[Extracted data entries]
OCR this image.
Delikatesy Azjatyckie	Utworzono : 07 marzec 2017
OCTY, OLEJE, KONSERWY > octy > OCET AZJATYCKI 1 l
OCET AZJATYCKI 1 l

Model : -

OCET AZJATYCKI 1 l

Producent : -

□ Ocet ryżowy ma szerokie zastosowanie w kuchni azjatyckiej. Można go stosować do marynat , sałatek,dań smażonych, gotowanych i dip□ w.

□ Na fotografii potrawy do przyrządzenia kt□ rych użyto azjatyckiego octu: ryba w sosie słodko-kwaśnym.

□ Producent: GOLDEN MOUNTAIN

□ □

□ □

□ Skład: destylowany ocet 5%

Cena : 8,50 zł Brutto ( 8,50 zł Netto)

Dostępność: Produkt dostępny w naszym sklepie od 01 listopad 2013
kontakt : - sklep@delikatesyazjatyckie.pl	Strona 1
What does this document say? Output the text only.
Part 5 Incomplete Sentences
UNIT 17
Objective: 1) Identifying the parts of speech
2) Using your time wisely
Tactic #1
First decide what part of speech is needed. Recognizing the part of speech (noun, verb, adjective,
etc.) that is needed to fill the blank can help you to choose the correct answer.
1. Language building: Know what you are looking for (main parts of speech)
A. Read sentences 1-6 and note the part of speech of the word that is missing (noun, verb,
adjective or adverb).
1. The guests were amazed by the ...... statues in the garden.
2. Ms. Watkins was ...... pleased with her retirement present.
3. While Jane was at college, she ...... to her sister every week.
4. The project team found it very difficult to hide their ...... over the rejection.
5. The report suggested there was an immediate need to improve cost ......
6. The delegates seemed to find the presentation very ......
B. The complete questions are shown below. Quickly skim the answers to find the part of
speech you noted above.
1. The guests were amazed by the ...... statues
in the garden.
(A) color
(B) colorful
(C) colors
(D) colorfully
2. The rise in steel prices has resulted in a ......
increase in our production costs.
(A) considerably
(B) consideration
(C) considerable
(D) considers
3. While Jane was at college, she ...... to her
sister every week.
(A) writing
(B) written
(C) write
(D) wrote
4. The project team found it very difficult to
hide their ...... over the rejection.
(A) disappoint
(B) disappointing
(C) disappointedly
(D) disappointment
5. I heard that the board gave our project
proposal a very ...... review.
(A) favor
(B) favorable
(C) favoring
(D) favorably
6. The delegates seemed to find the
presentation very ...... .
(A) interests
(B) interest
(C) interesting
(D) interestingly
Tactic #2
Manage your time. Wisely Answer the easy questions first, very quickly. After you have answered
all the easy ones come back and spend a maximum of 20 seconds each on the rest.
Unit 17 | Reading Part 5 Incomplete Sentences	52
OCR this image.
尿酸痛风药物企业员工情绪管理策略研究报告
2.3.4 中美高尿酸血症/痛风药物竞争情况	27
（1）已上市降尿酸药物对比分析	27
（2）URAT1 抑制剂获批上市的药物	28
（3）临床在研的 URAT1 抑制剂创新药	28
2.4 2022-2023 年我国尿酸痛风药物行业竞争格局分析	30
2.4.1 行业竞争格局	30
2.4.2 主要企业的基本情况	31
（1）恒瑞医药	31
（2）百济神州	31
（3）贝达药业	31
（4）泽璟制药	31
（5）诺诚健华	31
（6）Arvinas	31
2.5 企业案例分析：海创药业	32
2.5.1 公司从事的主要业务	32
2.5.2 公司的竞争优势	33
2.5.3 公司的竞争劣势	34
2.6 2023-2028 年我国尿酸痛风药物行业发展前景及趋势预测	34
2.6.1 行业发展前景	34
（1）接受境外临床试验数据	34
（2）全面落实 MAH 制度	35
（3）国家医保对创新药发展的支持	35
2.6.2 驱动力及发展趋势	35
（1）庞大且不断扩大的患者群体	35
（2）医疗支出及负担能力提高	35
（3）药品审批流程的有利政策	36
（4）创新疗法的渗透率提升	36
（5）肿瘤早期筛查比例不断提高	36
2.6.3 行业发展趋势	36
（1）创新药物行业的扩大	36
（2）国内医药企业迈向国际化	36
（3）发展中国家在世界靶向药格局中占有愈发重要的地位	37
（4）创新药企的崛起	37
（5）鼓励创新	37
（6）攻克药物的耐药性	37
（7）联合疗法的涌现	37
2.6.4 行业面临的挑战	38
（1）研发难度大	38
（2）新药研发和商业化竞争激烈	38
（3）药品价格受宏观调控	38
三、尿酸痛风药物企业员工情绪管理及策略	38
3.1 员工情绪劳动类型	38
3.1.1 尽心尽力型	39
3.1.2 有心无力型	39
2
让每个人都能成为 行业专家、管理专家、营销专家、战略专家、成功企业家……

● Written request
Write out every entry exactly as given.

● Reply to the exercise
OCR this image.
Delikatesy Azjatyckie	Utworzono : 07 marzec 2017
OCTY, OLEJE, KONSERWY > octy > OCET AZJATYCKI 1 l
OCET AZJATYCKI 1 l

Model : -

OCET AZJATYCKI 1 l

Producent : -

□ Ocet ryżowy ma szerokie zastosowanie w kuchni azjatyckiej. Można go stosować do marynat , sałatek,dań smażonych, gotowanych i dip□ w.

□ Na fotografii potrawy do przyrządzenia kt□ rych użyto azjatyckiego octu: ryba w sosie słodko-kwaśnym.

□ Producent: GOLDEN MOUNTAIN

□ □

□ □

□ Skład: destylowany ocet 5%

Cena : 8,50 zł Brutto ( 8,50 zł Netto)

Dostępność: Produkt dostępny w naszym sklepie od 01 listopad 2013
kontakt : - sklep@delikatesyazjatyckie.pl	Strona 1
What does this document say? Output the text only.
Part 5 Incomplete Sentences
UNIT 17
Objective: 1) Identifying the parts of speech
2) Using your time wisely
Tactic #1
First decide what part of speech is needed. Recognizing the part of speech (noun, verb, adjective,
etc.) that is needed to fill the blank can help you to choose the correct answer.
1. Language building: Know what you are looking for (main parts of speech)
A. Read sentences 1-6 and note the part of speech of the word that is missing (noun, verb,
adjective or adverb).
1. The guests were amazed by the ...... statues in the garden.
2. Ms. Watkins was ...... pleased with her retirement present.
3. While Jane was at college, she ...... to her sister every week.
4. The project team found it very difficult to hide their ...... over the rejection.
5. The report suggested there was an immediate need to improve cost ......
6. The delegates seemed to find the presentation very ......
B. The complete questions are shown below. Quickly skim the answers to find the part of
speech you noted above.
1. The guests were amazed by the ...... statues
in the garden.
(A) color
(B) colorful
(C) colors
(D) colorfully
2. The rise in steel prices has resulted in a ......
increase in our production costs.
(A) considerably
(B) consideration
(C) considerable
(D) considers
3. While Jane was at college, she ...... to her
sister every week.
(A) writing
(B) written
(C) write
(D) wrote
4. The project team found it very difficult to
hide their ...... over the rejection.
(A) disappoint
(B) disappointing
(C) disappointedly
(D) disappointment
5. I heard that the board gave our project
proposal a very ...... review.
(A) favor
(B) favorable
(C) favoring
(D) favorably
6. The delegates seemed to find the
presentation very ...... .
(A) interests
(B) interest
(C) interesting
(D) interestingly
Tactic #2
Manage your time. Wisely Answer the easy questions first, very quickly. After you have answered
all the easy ones come back and spend a maximum of 20 seconds each on the rest.
Unit 17 | Reading Part 5 Incomplete Sentences	52
OCR this image.
尿酸痛风药物企业员工情绪管理策略研究报告
2.3.4 中美高尿酸血症/痛风药物竞争情况	27
（1）已上市降尿酸药物对比分析	27
（2）URAT1 抑制剂获批上市的药物	28
（3）临床在研的 URAT1 抑制剂创新药	28
2.4 2022-2023 年我国尿酸痛风药物行业竞争格局分析	30
2.4.1 行业竞争格局	30
2.4.2 主要企业的基本情况	31
（1）恒瑞医药	31
（2）百济神州	31
（3）贝达药业	31
（4）泽璟制药	31
（5）诺诚健华	31
（6）Arvinas	31
2.5 企业案例分析：海创药业	32
2.5.1 公司从事的主要业务	32
2.5.2 公司的竞争优势	33
2.5.3 公司的竞争劣势	34
2.6 2023-2028 年我国尿酸痛风药物行业发展前景及趋势预测	34
2.6.1 行业发展前景	34
（1）接受境外临床试验数据	34
（2）全面落实 MAH 制度	35
（3）国家医保对创新药发展的支持	35
2.6.2 驱动力及发展趋势	35
（1）庞大且不断扩大的患者群体	35
（2）医疗支出及负担能力提高	35
（3）药品审批流程的有利政策	36
（4）创新疗法的渗透率提升	36
（5）肿瘤早期筛查比例不断提高	36
2.6.3 行业发展趋势	36
（1）创新药物行业的扩大	36
（2）国内医药企业迈向国际化	36
（3）发展中国家在世界靶向药格局中占有愈发重要的地位	37
（4）创新药企的崛起	37
（5）鼓励创新	37
（6）攻克药物的耐药性	37
（7）联合疗法的涌现	37
2.6.4 行业面临的挑战	38
（1）研发难度大	38
（2）新药研发和商业化竞争激烈	38
（3）药品价格受宏观调控	38
三、尿酸痛风药物企业员工情绪管理及策略	38
3.1 员工情绪劳动类型	38
3.1.1 尽心尽力型	39
3.1.2 有心无力型	39
2
让每个人都能成为 行业专家、管理专家、营销专家、战略专家、成功企业家……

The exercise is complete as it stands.